>> Start

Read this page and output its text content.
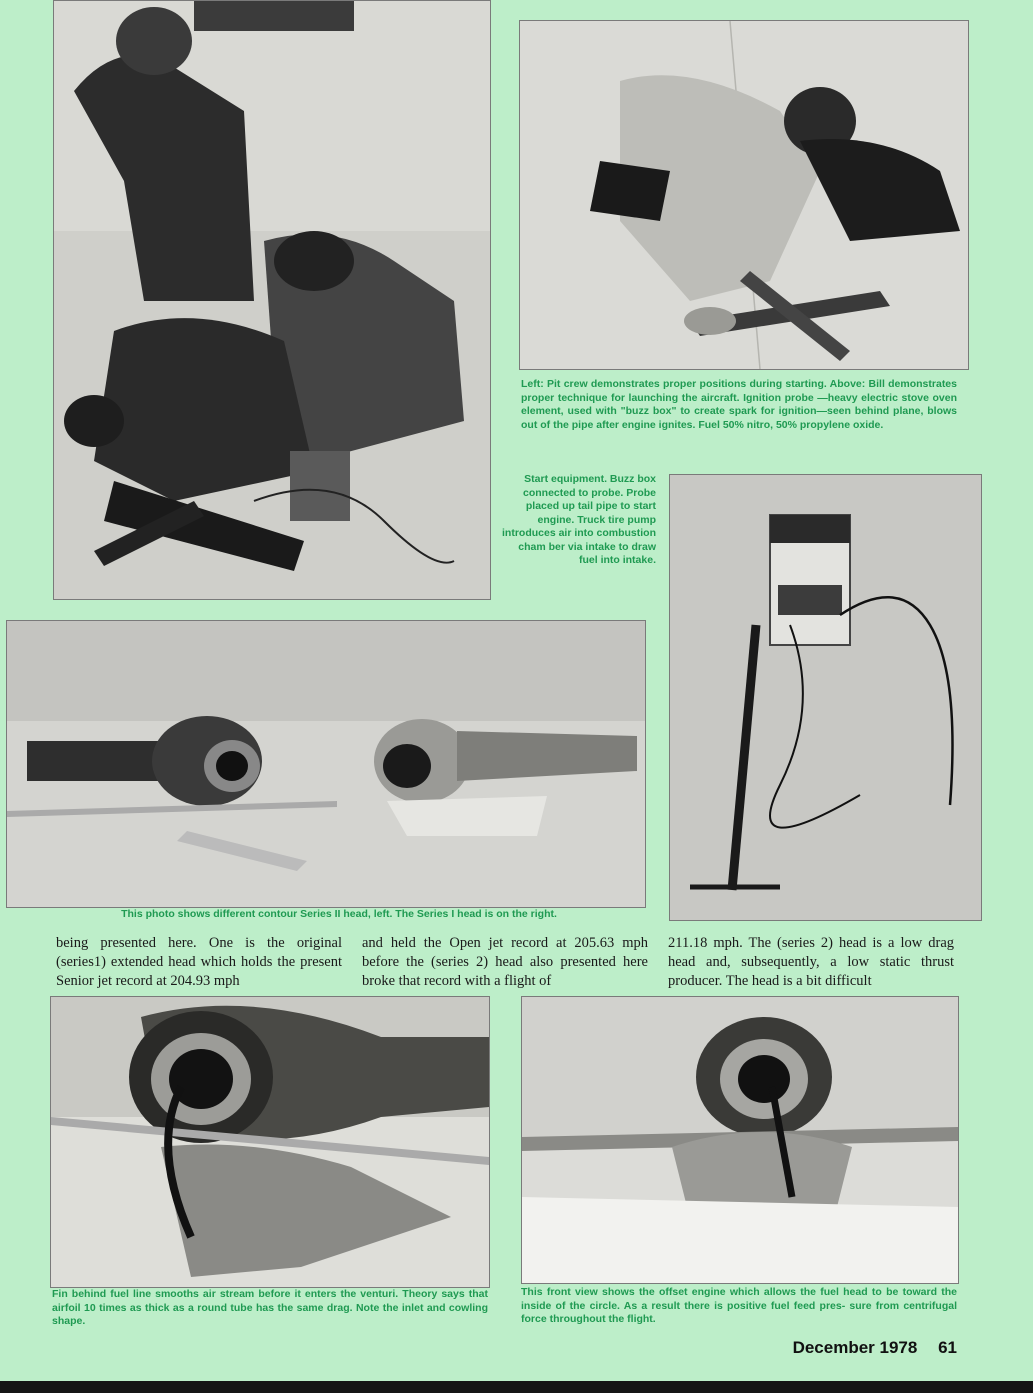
Left: Pit crew demonstrates proper positions during starting. Above: Bill demonstrates proper technique for launching the aircraft. Ignition probe —heavy electric stove oven element, used with "buzz box" to create spark for ignition—seen behind plane, blows out of the pipe after engine ignites. Fuel 50% nitro, 50% propylene oxide.

Start equipment. Buzz box connected to probe. Probe placed up tail pipe to start engine. Truck tire pump introduces air into combustion cham ber via intake to draw fuel into intake.

This photo shows different contour Series II head, left. The Series I head is on the right.

being presented here. One is the original (series1) extended head which holds the present Senior jet record at 204.93 mph

and held the Open jet record at 205.63 mph before the (series 2) head also presented here broke that record with a flight of

211.18 mph. The (series 2) head is a low drag head and, subsequently, a low static thrust producer. The head is a bit difficult

Fin behind fuel line smooths air stream before it enters the venturi. Theory says that airfoil 10 times as thick as a round tube has the same drag. Note the inlet and cowling shape.

This front view shows the offset engine which allows the fuel head to be toward the inside of the circle. As a result there is positive fuel feed pres- sure from centrifugal force throughout the flight.

December 1978 61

>> End

* [WHAT YOU SHOULD DO] Show all lines in the entries above where the word "that" appears.

* [WRITTEN RESPONSE]
and held the Open jet record at 205.63 mph before the (series 2) head also presented here broke that record with a flight of
Fin behind fuel line smooths air stream before it enters the venturi. Theory says that airfoil 10 times as thick as a round tube has the same drag. Note the inlet and cowling shape.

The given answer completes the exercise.